▶ [Instructions for the task]:
Reproduce all of the entries below with "screenshot" replaced by "image" wherever it occurs, leaving everything else unchanged and leaving out the pictures.

▶ [Task data]:
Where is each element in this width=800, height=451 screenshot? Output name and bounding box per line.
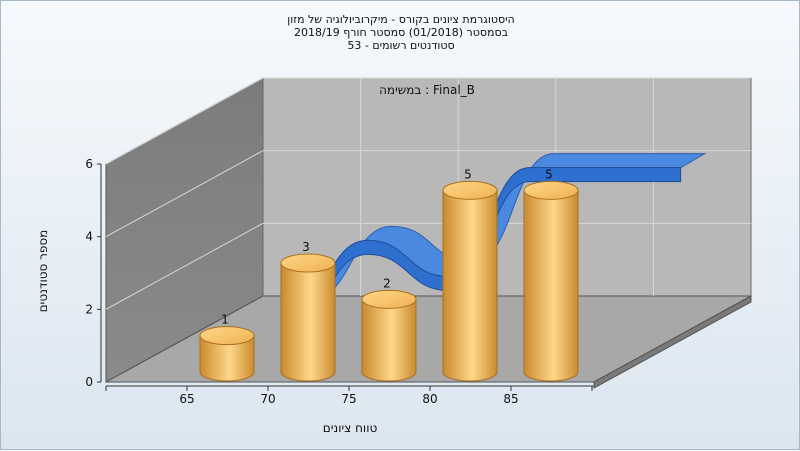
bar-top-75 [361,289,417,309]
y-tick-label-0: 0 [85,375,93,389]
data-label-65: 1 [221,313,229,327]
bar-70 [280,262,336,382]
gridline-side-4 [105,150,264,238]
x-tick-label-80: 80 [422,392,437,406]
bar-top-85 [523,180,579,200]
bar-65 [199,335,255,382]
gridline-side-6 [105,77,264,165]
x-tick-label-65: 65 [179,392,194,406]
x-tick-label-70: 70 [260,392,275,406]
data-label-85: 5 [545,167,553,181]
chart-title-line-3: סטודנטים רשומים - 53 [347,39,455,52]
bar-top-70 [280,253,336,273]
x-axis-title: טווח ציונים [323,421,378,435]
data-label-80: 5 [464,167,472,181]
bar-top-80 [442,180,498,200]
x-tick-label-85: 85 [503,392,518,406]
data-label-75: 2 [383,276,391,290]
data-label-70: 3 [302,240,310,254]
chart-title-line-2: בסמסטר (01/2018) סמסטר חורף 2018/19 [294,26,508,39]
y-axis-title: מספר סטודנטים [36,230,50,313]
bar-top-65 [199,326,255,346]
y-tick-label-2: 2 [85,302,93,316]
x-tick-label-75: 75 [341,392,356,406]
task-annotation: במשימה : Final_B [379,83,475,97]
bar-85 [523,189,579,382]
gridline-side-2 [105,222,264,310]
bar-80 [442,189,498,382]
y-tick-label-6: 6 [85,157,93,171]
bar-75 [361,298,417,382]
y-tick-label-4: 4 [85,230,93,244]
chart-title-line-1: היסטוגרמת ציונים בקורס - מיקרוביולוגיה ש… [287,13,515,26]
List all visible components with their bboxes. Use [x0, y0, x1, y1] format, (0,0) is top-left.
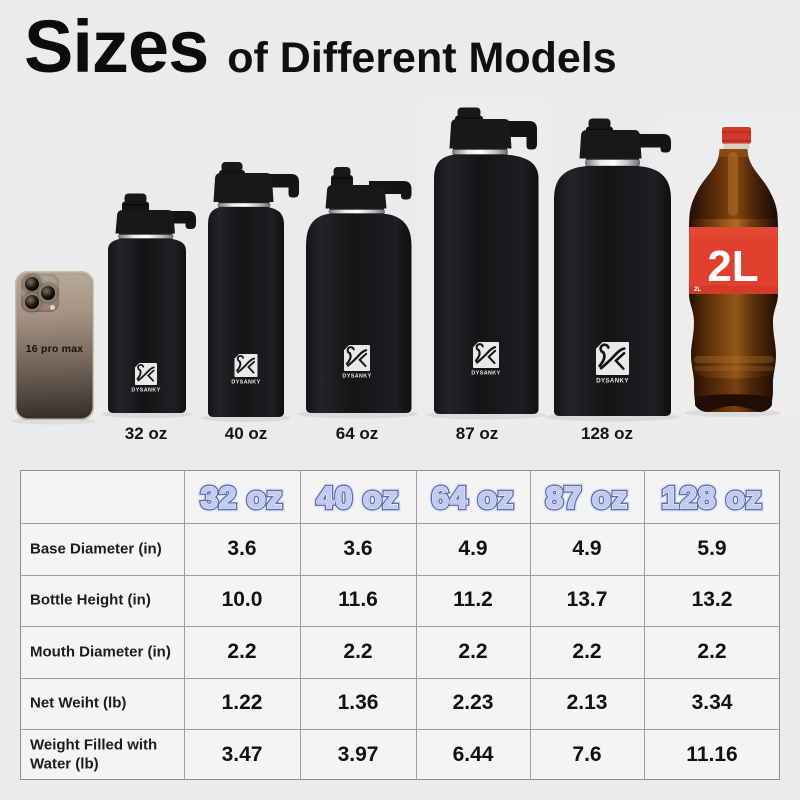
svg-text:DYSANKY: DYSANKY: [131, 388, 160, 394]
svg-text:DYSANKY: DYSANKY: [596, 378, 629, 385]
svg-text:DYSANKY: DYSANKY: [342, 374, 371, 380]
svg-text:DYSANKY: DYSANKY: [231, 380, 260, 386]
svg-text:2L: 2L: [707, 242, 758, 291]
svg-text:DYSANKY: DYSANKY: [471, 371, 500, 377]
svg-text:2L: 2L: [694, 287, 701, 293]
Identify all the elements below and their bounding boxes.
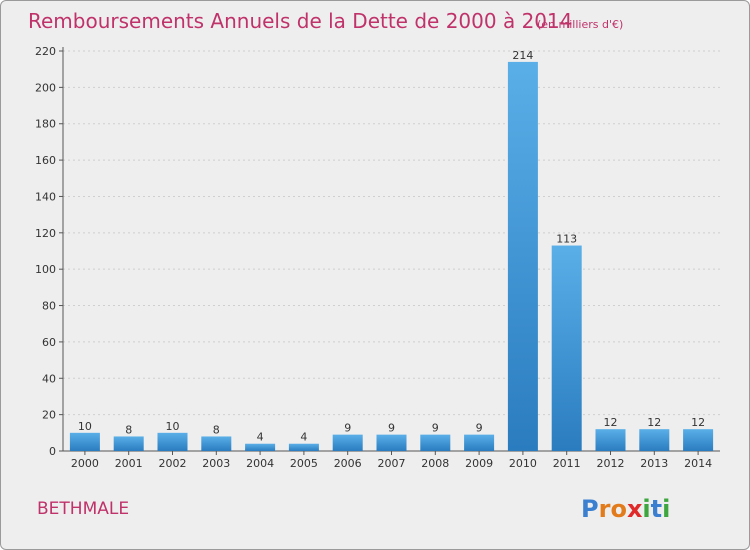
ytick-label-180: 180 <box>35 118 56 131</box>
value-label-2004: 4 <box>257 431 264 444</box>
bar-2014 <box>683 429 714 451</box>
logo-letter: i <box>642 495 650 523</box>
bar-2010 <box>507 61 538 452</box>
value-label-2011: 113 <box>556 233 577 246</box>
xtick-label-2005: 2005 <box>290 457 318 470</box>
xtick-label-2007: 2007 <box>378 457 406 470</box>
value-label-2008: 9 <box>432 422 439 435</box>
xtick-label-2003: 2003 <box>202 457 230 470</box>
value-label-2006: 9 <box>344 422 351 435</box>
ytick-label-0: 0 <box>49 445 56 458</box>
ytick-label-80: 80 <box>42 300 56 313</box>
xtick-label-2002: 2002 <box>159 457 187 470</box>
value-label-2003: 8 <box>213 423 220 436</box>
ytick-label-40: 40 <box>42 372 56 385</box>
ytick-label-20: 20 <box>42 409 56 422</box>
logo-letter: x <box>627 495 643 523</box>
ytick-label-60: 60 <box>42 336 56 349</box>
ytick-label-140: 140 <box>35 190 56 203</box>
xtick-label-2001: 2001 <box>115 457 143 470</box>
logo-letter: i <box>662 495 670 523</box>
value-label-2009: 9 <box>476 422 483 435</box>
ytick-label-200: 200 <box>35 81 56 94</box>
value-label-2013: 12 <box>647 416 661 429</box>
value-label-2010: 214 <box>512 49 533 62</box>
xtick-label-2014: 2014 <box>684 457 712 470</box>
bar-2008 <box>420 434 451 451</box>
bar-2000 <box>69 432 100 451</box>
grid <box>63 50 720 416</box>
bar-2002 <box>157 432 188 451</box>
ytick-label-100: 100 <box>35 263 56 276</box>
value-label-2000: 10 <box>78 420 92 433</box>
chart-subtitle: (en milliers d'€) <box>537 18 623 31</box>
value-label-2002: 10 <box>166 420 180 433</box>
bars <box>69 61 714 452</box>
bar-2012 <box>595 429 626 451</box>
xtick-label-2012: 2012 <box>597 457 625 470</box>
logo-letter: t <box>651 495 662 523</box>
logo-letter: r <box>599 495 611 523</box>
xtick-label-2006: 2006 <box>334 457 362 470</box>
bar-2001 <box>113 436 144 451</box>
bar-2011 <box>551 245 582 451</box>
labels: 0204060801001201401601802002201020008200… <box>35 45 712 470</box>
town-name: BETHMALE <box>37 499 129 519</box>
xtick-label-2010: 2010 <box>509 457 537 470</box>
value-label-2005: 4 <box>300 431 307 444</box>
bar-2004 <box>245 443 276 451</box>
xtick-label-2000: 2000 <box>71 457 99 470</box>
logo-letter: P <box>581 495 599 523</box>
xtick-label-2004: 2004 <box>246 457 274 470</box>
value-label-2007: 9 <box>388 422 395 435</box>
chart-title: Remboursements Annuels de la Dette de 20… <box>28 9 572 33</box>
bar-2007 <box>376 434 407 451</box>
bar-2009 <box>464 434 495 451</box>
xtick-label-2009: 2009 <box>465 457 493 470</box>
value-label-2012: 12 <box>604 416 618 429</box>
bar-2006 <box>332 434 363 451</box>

▶ [Result of this task]:
Where is each element in this width=800, height=451 image? Output name and bounding box per line.
bar-top-75 [361,289,417,309]
y-tick-label-0: 0 [85,375,93,389]
data-label-65: 1 [221,313,229,327]
bar-70 [280,262,336,382]
gridline-side-4 [105,150,264,238]
x-tick-label-80: 80 [422,392,437,406]
bar-top-85 [523,180,579,200]
bar-65 [199,335,255,382]
gridline-side-6 [105,77,264,165]
x-tick-label-65: 65 [179,392,194,406]
x-tick-label-70: 70 [260,392,275,406]
data-label-85: 5 [545,167,553,181]
chart-title-line-3: סטודנטים רשומים - 53 [347,39,455,52]
bar-top-70 [280,253,336,273]
x-axis-title: טווח ציונים [323,421,378,435]
data-label-80: 5 [464,167,472,181]
bar-top-80 [442,180,498,200]
x-tick-label-85: 85 [503,392,518,406]
data-label-75: 2 [383,276,391,290]
data-label-70: 3 [302,240,310,254]
chart-title-line-2: בסמסטר (01/2018) סמסטר חורף 2018/19 [294,26,508,39]
y-axis-title: מספר סטודנטים [36,230,50,313]
bar-top-65 [199,326,255,346]
y-tick-label-2: 2 [85,302,93,316]
x-tick-label-75: 75 [341,392,356,406]
task-annotation: במשימה : Final_B [379,83,475,97]
bar-85 [523,189,579,382]
gridline-side-2 [105,222,264,310]
bar-80 [442,189,498,382]
y-tick-label-6: 6 [85,157,93,171]
bar-75 [361,298,417,382]
y-tick-label-4: 4 [85,230,93,244]
chart-title-line-1: היסטוגרמת ציונים בקורס - מיקרוביולוגיה ש… [287,13,515,26]
List all visible components with their bboxes. Use [x0, y0, x1, y1] format, (0,0) is top-left.
svg-text:DYSANKY: DYSANKY: [131, 388, 160, 394]
svg-text:DYSANKY: DYSANKY: [596, 378, 629, 385]
svg-text:DYSANKY: DYSANKY: [342, 374, 371, 380]
svg-text:DYSANKY: DYSANKY: [231, 380, 260, 386]
svg-text:2L: 2L: [707, 242, 758, 291]
svg-text:DYSANKY: DYSANKY: [471, 371, 500, 377]
svg-text:2L: 2L: [694, 287, 701, 293]
Identify all the elements below and their bounding boxes.
ytick-label-180: 180 <box>35 118 56 131</box>
value-label-2004: 4 <box>257 431 264 444</box>
bar-2014 <box>683 429 714 451</box>
logo-letter: i <box>642 495 650 523</box>
bar-2010 <box>507 61 538 452</box>
value-label-2011: 113 <box>556 233 577 246</box>
xtick-label-2005: 2005 <box>290 457 318 470</box>
xtick-label-2007: 2007 <box>378 457 406 470</box>
value-label-2008: 9 <box>432 422 439 435</box>
xtick-label-2003: 2003 <box>202 457 230 470</box>
value-label-2006: 9 <box>344 422 351 435</box>
ytick-label-0: 0 <box>49 445 56 458</box>
ytick-label-80: 80 <box>42 300 56 313</box>
xtick-label-2002: 2002 <box>159 457 187 470</box>
value-label-2003: 8 <box>213 423 220 436</box>
ytick-label-40: 40 <box>42 372 56 385</box>
ytick-label-20: 20 <box>42 409 56 422</box>
logo-letter: x <box>627 495 643 523</box>
ytick-label-60: 60 <box>42 336 56 349</box>
ytick-label-140: 140 <box>35 190 56 203</box>
xtick-label-2001: 2001 <box>115 457 143 470</box>
logo-letter: i <box>662 495 670 523</box>
value-label-2009: 9 <box>476 422 483 435</box>
ytick-label-200: 200 <box>35 81 56 94</box>
value-label-2013: 12 <box>647 416 661 429</box>
value-label-2010: 214 <box>512 49 533 62</box>
xtick-label-2014: 2014 <box>684 457 712 470</box>
bar-2008 <box>420 434 451 451</box>
bar-2000 <box>69 432 100 451</box>
grid <box>63 50 720 416</box>
bar-2002 <box>157 432 188 451</box>
ytick-label-100: 100 <box>35 263 56 276</box>
value-label-2000: 10 <box>78 420 92 433</box>
chart-subtitle: (en milliers d'€) <box>537 18 623 31</box>
value-label-2002: 10 <box>166 420 180 433</box>
bars <box>69 61 714 452</box>
bar-2012 <box>595 429 626 451</box>
xtick-label-2012: 2012 <box>597 457 625 470</box>
logo-letter: t <box>651 495 662 523</box>
logo-letter: r <box>599 495 611 523</box>
xtick-label-2006: 2006 <box>334 457 362 470</box>
bar-2001 <box>113 436 144 451</box>
bar-2011 <box>551 245 582 451</box>
labels: 0204060801001201401601802002201020008200… <box>35 45 712 470</box>
town-name: BETHMALE <box>37 499 129 519</box>
xtick-label-2010: 2010 <box>509 457 537 470</box>
value-label-2005: 4 <box>300 431 307 444</box>
bar-2004 <box>245 443 276 451</box>
xtick-label-2000: 2000 <box>71 457 99 470</box>
logo-letter: P <box>581 495 599 523</box>
xtick-label-2004: 2004 <box>246 457 274 470</box>
value-label-2007: 9 <box>388 422 395 435</box>
chart-title: Remboursements Annuels de la Dette de 20… <box>28 9 572 33</box>
bar-2007 <box>376 434 407 451</box>
bar-2009 <box>464 434 495 451</box>
xtick-label-2009: 2009 <box>465 457 493 470</box>
value-label-2012: 12 <box>604 416 618 429</box>
bar-2006 <box>332 434 363 451</box>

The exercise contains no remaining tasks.